Data items

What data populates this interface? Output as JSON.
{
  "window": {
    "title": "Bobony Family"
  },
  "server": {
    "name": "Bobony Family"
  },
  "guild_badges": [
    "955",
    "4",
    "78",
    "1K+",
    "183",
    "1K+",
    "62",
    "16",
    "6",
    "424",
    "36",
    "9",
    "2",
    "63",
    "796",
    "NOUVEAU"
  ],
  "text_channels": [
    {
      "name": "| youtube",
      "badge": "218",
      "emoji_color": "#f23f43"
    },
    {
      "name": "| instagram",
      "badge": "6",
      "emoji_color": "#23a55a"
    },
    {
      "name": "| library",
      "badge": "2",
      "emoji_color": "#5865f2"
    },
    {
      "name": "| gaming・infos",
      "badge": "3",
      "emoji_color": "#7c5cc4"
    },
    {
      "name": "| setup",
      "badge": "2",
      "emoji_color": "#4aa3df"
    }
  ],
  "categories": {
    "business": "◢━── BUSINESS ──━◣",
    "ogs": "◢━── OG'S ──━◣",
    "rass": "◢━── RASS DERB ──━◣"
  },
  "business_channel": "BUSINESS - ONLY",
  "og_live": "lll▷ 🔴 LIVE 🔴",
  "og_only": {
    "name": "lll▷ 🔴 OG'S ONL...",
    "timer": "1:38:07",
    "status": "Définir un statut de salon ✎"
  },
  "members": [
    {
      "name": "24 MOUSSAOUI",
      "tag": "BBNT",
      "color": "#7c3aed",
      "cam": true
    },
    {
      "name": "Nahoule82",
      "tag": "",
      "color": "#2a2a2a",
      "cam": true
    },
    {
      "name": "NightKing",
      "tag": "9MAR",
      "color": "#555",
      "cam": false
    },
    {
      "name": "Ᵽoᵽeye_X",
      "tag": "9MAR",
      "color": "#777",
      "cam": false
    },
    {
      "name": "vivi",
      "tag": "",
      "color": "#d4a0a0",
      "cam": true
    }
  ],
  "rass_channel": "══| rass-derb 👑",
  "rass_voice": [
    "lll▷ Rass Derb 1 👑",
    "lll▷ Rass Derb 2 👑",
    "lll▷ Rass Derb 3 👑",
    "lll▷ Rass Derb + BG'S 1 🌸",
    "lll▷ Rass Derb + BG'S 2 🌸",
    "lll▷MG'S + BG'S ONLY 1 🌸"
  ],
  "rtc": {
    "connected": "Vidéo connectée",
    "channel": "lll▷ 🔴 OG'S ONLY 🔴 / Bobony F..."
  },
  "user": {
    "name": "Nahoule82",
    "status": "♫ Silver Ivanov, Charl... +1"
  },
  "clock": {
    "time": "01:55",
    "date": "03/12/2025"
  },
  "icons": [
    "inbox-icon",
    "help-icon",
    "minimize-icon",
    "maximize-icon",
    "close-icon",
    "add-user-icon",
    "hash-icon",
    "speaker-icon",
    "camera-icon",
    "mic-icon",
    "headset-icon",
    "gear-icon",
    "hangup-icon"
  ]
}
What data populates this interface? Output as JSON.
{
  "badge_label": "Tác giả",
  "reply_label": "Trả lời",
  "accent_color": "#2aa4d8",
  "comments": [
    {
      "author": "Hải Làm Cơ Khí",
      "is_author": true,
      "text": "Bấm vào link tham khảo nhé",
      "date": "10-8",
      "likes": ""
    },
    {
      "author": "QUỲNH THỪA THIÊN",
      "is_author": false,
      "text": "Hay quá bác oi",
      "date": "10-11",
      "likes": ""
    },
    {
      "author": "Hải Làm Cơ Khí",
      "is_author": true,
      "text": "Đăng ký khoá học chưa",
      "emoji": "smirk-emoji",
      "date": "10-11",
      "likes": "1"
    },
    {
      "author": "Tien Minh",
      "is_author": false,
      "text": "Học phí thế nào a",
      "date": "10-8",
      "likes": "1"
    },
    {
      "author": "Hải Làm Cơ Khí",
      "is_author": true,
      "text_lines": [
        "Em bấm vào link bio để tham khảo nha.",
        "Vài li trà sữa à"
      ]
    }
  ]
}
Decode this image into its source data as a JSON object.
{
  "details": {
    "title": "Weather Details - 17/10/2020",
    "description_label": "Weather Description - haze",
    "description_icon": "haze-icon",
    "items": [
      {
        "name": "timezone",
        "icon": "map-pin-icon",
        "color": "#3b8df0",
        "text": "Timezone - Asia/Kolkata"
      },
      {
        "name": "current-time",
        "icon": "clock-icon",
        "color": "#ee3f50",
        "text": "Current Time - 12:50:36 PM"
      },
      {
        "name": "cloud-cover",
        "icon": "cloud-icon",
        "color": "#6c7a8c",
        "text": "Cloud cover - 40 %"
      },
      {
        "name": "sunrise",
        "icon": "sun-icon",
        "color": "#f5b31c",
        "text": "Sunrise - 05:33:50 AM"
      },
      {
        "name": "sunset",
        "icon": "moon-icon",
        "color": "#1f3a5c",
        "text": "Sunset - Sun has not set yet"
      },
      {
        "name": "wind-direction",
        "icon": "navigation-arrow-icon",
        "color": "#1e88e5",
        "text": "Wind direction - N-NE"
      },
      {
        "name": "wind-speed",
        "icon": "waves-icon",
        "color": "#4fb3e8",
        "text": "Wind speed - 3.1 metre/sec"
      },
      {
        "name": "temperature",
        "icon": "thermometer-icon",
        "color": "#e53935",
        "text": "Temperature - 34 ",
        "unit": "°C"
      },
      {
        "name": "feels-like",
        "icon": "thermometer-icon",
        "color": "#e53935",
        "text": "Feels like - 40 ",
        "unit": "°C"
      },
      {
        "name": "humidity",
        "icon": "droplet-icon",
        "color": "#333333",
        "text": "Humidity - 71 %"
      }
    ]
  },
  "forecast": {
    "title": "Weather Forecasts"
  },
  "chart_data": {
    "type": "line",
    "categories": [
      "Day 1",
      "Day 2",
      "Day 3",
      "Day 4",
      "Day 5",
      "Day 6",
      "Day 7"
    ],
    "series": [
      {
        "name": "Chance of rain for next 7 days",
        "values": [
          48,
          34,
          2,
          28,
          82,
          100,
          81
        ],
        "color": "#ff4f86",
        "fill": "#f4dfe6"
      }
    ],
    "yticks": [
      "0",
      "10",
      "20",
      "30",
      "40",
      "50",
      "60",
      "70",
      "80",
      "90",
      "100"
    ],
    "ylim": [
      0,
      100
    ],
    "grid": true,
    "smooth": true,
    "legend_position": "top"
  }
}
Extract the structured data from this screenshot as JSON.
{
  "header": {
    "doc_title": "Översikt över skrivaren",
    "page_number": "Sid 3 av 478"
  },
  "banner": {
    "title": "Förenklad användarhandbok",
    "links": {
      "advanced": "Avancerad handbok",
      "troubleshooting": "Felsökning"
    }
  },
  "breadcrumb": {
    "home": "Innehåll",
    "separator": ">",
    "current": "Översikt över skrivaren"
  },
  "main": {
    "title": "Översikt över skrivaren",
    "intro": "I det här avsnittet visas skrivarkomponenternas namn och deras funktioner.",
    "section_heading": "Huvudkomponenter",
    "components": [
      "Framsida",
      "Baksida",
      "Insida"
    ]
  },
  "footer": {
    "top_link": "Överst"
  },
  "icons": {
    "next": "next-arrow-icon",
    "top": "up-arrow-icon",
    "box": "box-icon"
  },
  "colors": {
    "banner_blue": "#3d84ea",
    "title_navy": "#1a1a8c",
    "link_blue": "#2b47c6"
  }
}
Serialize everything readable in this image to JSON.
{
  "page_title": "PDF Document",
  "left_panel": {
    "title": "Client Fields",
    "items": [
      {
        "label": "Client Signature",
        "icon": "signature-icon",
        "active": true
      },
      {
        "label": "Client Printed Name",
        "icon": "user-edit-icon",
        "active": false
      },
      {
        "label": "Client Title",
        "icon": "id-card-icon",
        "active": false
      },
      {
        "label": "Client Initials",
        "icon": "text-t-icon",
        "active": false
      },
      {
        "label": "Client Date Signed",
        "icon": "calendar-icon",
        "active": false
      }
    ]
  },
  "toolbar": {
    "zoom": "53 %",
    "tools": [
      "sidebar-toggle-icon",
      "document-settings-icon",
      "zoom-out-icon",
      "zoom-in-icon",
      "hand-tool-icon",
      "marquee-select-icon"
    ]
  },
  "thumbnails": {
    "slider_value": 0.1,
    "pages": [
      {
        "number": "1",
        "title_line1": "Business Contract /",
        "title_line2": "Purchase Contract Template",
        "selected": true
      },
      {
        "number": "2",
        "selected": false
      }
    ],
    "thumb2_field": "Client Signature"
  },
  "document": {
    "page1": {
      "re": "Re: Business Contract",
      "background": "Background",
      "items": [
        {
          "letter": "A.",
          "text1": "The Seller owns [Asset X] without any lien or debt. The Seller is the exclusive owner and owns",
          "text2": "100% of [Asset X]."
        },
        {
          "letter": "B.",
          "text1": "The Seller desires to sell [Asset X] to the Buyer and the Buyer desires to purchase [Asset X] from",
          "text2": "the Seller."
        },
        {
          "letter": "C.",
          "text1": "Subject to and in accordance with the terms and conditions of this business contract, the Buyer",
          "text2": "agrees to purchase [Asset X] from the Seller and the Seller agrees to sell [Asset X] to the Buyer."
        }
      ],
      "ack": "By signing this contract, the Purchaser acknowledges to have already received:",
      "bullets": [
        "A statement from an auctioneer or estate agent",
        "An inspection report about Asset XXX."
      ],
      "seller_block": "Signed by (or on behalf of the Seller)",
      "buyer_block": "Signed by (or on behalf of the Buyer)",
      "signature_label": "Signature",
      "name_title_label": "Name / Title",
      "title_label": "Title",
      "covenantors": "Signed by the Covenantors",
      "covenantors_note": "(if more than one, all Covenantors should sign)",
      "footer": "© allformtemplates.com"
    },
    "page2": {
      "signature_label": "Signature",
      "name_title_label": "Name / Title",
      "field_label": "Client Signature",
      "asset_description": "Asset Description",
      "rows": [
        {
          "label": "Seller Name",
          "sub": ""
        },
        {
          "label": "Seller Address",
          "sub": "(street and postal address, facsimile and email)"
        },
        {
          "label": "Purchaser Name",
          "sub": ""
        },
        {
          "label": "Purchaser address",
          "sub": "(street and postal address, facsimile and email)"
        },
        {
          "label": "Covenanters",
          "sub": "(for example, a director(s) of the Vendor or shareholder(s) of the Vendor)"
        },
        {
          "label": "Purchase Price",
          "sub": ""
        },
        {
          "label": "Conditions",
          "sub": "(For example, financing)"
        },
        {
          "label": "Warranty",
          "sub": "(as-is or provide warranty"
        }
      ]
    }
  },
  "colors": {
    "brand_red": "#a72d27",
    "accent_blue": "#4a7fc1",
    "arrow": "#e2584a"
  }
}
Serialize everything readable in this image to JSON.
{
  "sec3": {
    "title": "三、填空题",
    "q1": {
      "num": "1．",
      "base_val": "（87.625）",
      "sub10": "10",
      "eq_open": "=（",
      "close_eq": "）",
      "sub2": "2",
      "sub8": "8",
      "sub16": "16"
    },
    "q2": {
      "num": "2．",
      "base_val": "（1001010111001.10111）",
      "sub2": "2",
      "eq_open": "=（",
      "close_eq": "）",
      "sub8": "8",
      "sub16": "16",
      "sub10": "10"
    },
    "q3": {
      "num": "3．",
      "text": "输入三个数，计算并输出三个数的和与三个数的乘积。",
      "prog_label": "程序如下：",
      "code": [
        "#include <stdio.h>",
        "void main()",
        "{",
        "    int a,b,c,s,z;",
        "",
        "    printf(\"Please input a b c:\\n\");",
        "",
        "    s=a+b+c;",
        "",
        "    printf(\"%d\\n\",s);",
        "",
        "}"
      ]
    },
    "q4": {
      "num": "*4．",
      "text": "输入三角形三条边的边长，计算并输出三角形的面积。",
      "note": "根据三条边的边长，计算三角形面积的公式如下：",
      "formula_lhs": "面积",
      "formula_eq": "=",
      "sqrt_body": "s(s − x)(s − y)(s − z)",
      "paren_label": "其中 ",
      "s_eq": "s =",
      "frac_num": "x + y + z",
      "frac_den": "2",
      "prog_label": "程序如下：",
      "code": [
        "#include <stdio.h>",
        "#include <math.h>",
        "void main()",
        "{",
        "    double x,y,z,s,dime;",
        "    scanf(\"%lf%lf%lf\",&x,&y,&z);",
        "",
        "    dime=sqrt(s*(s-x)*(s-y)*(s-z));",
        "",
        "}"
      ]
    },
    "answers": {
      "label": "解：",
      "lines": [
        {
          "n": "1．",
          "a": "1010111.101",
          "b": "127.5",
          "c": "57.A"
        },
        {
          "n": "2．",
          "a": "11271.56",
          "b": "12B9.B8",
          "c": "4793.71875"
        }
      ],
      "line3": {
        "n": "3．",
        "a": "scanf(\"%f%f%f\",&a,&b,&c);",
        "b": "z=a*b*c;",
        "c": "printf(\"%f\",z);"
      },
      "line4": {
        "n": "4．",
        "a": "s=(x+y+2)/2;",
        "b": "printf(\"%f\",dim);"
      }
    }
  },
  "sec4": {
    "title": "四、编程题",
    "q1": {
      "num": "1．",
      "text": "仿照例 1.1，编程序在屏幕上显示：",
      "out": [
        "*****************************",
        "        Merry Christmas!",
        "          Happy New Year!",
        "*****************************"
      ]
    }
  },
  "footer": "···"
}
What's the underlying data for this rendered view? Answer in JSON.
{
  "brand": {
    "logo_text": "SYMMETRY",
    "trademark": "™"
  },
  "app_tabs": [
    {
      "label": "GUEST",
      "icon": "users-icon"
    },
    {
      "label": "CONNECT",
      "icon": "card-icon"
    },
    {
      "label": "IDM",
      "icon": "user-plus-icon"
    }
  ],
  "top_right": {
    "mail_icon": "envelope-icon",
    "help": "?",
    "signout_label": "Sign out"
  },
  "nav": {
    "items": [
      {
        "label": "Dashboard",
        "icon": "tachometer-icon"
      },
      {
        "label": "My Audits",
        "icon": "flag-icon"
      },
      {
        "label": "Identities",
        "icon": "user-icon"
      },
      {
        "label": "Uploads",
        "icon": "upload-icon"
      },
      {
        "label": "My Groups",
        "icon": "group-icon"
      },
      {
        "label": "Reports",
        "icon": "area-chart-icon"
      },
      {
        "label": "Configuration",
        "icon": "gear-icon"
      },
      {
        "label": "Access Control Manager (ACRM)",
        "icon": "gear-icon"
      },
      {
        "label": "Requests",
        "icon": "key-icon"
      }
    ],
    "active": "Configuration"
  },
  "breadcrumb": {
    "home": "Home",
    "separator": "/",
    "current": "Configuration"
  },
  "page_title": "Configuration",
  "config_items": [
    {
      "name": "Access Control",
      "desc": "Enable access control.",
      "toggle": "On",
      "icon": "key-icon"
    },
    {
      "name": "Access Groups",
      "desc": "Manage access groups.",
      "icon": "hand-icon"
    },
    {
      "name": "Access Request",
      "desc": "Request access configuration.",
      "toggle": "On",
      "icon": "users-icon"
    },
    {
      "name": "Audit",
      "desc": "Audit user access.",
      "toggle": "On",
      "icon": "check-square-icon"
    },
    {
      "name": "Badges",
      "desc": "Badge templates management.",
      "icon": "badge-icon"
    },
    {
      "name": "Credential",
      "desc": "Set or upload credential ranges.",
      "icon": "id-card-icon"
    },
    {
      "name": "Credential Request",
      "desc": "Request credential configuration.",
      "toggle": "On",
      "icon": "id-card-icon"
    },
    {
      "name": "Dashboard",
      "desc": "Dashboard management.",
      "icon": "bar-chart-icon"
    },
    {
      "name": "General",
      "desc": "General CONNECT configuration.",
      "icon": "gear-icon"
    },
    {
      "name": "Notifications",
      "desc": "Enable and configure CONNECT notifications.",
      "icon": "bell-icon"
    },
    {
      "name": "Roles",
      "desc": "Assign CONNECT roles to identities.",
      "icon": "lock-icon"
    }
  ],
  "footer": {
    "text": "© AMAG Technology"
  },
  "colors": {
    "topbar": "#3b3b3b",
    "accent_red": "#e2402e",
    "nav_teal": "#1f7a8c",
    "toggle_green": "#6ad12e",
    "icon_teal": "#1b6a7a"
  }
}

_Required task_:
Each line that has the word "Family" should be copied.

_Result of this task_:
    "title": "Bobony Family"
    "name": "Bobony Family"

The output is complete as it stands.